- RECORD SET -
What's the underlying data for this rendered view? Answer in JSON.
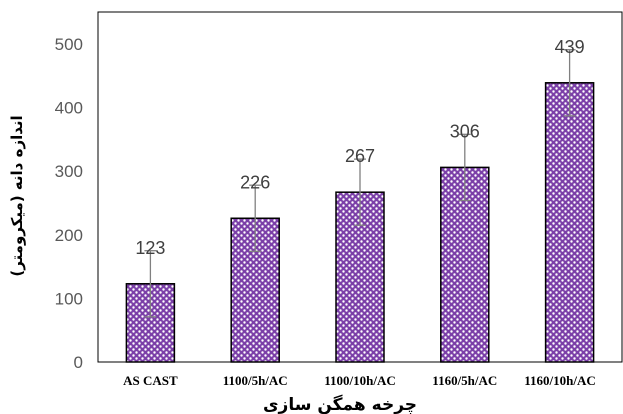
{
  "chart_data": {
    "type": "bar",
    "title": "",
    "xlabel": "چرخه همگن سازی",
    "ylabel": "اندازه دانه (میکرومتر)",
    "categories": [
      "AS CAST",
      "1100/5h/AC",
      "1100/10h/AC",
      "1160/5h/AC",
      "1160/10h/AC"
    ],
    "values": [
      123,
      226,
      267,
      306,
      439
    ],
    "data_labels": [
      "123",
      "226",
      "267",
      "306",
      "439"
    ],
    "error_bars": [
      52,
      52,
      52,
      52,
      52
    ],
    "ylim": [
      0,
      500
    ],
    "yticks": [
      0,
      100,
      200,
      300,
      400,
      500
    ],
    "ytick_labels": [
      "0",
      "100",
      "200",
      "300",
      "400",
      "500"
    ],
    "grid": false,
    "legend": "none",
    "bar_color": "#7b3fa8",
    "bar_dot_color": "#ffffff",
    "bar_edge_color": "#000000",
    "error_bar_color": "#808080"
  }
}
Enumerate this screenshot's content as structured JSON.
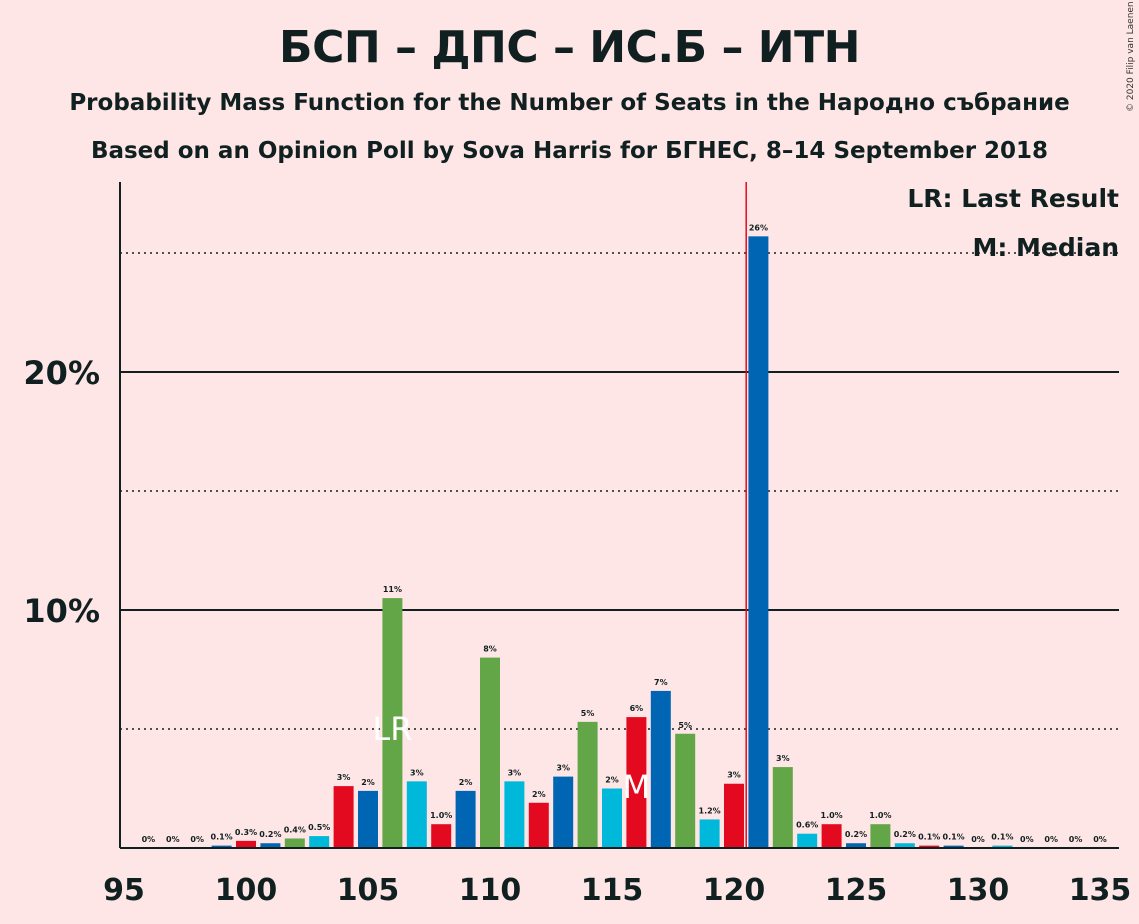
{
  "chart_data": {
    "type": "bar",
    "title": "БСП – ДПС – ИС.Б – ИТН",
    "subtitle": "Probability Mass Function for the Number of Seats in the Народно събрание",
    "subtitle2": "Based on an Opinion Poll by Sova Harris for БГНЕС, 8–14 September 2018",
    "copyright": "© 2020 Filip van Laenen",
    "legend": {
      "last_result": "LR: Last Result",
      "median": "M: Median",
      "placement": "top-right"
    },
    "xlim": [
      95,
      135
    ],
    "ylim": [
      0,
      28
    ],
    "yticks": [
      {
        "value": 10,
        "label": "10%"
      },
      {
        "value": 20,
        "label": "20%"
      }
    ],
    "xticks": [
      95,
      100,
      105,
      110,
      115,
      120,
      125,
      130,
      135
    ],
    "gridlines": {
      "solid": [
        10,
        20
      ],
      "dotted": [
        5,
        15,
        25
      ]
    },
    "majority_line": 120.5,
    "markers": [
      {
        "x": 106,
        "text": "LR"
      },
      {
        "x": 116,
        "text": "M"
      }
    ],
    "palette": [
      "#62A647",
      "#00B8DA",
      "#E30A1F",
      "#0066B3"
    ],
    "x": [
      96,
      97,
      98,
      99,
      100,
      101,
      102,
      103,
      104,
      105,
      106,
      107,
      108,
      109,
      110,
      111,
      112,
      113,
      114,
      115,
      116,
      117,
      118,
      119,
      120,
      121,
      122,
      123,
      124,
      125,
      126,
      127,
      128,
      129,
      130,
      131,
      132,
      133,
      134,
      135
    ],
    "values": [
      0,
      0,
      0,
      0.1,
      0.3,
      0.2,
      0.4,
      0.5,
      2.6,
      2.4,
      10.5,
      2.8,
      1.0,
      2.4,
      8.0,
      2.8,
      1.9,
      3.0,
      5.3,
      2.5,
      5.5,
      6.6,
      4.8,
      1.2,
      2.7,
      25.7,
      3.4,
      0.6,
      1.0,
      0.2,
      1.0,
      0.2,
      0.1,
      0.1,
      0,
      0.1,
      0,
      0,
      0,
      0
    ],
    "labels": [
      "0%",
      "0%",
      "0%",
      "0.1%",
      "0.3%",
      "0.2%",
      "0.4%",
      "0.5%",
      "3%",
      "2%",
      "11%",
      "3%",
      "1.0%",
      "2%",
      "8%",
      "3%",
      "2%",
      "3%",
      "5%",
      "2%",
      "6%",
      "7%",
      "5%",
      "1.2%",
      "3%",
      "26%",
      "3%",
      "0.6%",
      "1.0%",
      "0.2%",
      "1.0%",
      "0.2%",
      "0.1%",
      "0.1%",
      "0%",
      "0.1%",
      "0%",
      "0%",
      "0%",
      "0%"
    ],
    "colors": [
      "#62A647",
      "#00B8DA",
      "#E30A1F",
      "#0066B3",
      "#E30A1F",
      "#0066B3",
      "#62A647",
      "#00B8DA",
      "#E30A1F",
      "#0066B3",
      "#62A647",
      "#00B8DA",
      "#E30A1F",
      "#0066B3",
      "#62A647",
      "#00B8DA",
      "#E30A1F",
      "#0066B3",
      "#62A647",
      "#00B8DA",
      "#E30A1F",
      "#0066B3",
      "#62A647",
      "#00B8DA",
      "#E30A1F",
      "#0066B3",
      "#62A647",
      "#00B8DA",
      "#E30A1F",
      "#0066B3",
      "#62A647",
      "#00B8DA",
      "#E30A1F",
      "#0066B3",
      "#62A647",
      "#00B8DA",
      "#E30A1F",
      "#0066B3",
      "#62A647",
      "#00B8DA"
    ]
  }
}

- WHAT YOU SHOULD DO -
Omit the images and transcribe all of the records above word for word.

- ANSWER TO THE TASK -
What's the underlying data for this rendered view? Answer in JSON.
{
  "chart_data": {
    "type": "bar",
    "title": "",
    "xlabel": "چرخه همگن سازی",
    "ylabel": "اندازه دانه (میکرومتر)",
    "categories": [
      "AS CAST",
      "1100/5h/AC",
      "1100/10h/AC",
      "1160/5h/AC",
      "1160/10h/AC"
    ],
    "values": [
      123,
      226,
      267,
      306,
      439
    ],
    "data_labels": [
      "123",
      "226",
      "267",
      "306",
      "439"
    ],
    "error_bars": [
      52,
      52,
      52,
      52,
      52
    ],
    "ylim": [
      0,
      500
    ],
    "yticks": [
      0,
      100,
      200,
      300,
      400,
      500
    ],
    "ytick_labels": [
      "0",
      "100",
      "200",
      "300",
      "400",
      "500"
    ],
    "grid": false,
    "legend": "none",
    "bar_color": "#7b3fa8",
    "bar_dot_color": "#ffffff",
    "bar_edge_color": "#000000",
    "error_bar_color": "#808080"
  }
}
Enumerate this screenshot's content as structured JSON.
{
  "chart_data": {
    "type": "bar",
    "title": "БСП – ДПС – ИС.Б – ИТН",
    "subtitle": "Probability Mass Function for the Number of Seats in the Народно събрание",
    "subtitle2": "Based on an Opinion Poll by Sova Harris for БГНЕС, 8–14 September 2018",
    "copyright": "© 2020 Filip van Laenen",
    "legend": {
      "last_result": "LR: Last Result",
      "median": "M: Median",
      "placement": "top-right"
    },
    "xlim": [
      95,
      135
    ],
    "ylim": [
      0,
      28
    ],
    "yticks": [
      {
        "value": 10,
        "label": "10%"
      },
      {
        "value": 20,
        "label": "20%"
      }
    ],
    "xticks": [
      95,
      100,
      105,
      110,
      115,
      120,
      125,
      130,
      135
    ],
    "gridlines": {
      "solid": [
        10,
        20
      ],
      "dotted": [
        5,
        15,
        25
      ]
    },
    "majority_line": 120.5,
    "markers": [
      {
        "x": 106,
        "text": "LR"
      },
      {
        "x": 116,
        "text": "M"
      }
    ],
    "palette": [
      "#62A647",
      "#00B8DA",
      "#E30A1F",
      "#0066B3"
    ],
    "x": [
      96,
      97,
      98,
      99,
      100,
      101,
      102,
      103,
      104,
      105,
      106,
      107,
      108,
      109,
      110,
      111,
      112,
      113,
      114,
      115,
      116,
      117,
      118,
      119,
      120,
      121,
      122,
      123,
      124,
      125,
      126,
      127,
      128,
      129,
      130,
      131,
      132,
      133,
      134,
      135
    ],
    "values": [
      0,
      0,
      0,
      0.1,
      0.3,
      0.2,
      0.4,
      0.5,
      2.6,
      2.4,
      10.5,
      2.8,
      1.0,
      2.4,
      8.0,
      2.8,
      1.9,
      3.0,
      5.3,
      2.5,
      5.5,
      6.6,
      4.8,
      1.2,
      2.7,
      25.7,
      3.4,
      0.6,
      1.0,
      0.2,
      1.0,
      0.2,
      0.1,
      0.1,
      0,
      0.1,
      0,
      0,
      0,
      0
    ],
    "labels": [
      "0%",
      "0%",
      "0%",
      "0.1%",
      "0.3%",
      "0.2%",
      "0.4%",
      "0.5%",
      "3%",
      "2%",
      "11%",
      "3%",
      "1.0%",
      "2%",
      "8%",
      "3%",
      "2%",
      "3%",
      "5%",
      "2%",
      "6%",
      "7%",
      "5%",
      "1.2%",
      "3%",
      "26%",
      "3%",
      "0.6%",
      "1.0%",
      "0.2%",
      "1.0%",
      "0.2%",
      "0.1%",
      "0.1%",
      "0%",
      "0.1%",
      "0%",
      "0%",
      "0%",
      "0%"
    ],
    "colors": [
      "#62A647",
      "#00B8DA",
      "#E30A1F",
      "#0066B3",
      "#E30A1F",
      "#0066B3",
      "#62A647",
      "#00B8DA",
      "#E30A1F",
      "#0066B3",
      "#62A647",
      "#00B8DA",
      "#E30A1F",
      "#0066B3",
      "#62A647",
      "#00B8DA",
      "#E30A1F",
      "#0066B3",
      "#62A647",
      "#00B8DA",
      "#E30A1F",
      "#0066B3",
      "#62A647",
      "#00B8DA",
      "#E30A1F",
      "#0066B3",
      "#62A647",
      "#00B8DA",
      "#E30A1F",
      "#0066B3",
      "#62A647",
      "#00B8DA",
      "#E30A1F",
      "#0066B3",
      "#62A647",
      "#00B8DA",
      "#E30A1F",
      "#0066B3",
      "#62A647",
      "#00B8DA"
    ]
  }
}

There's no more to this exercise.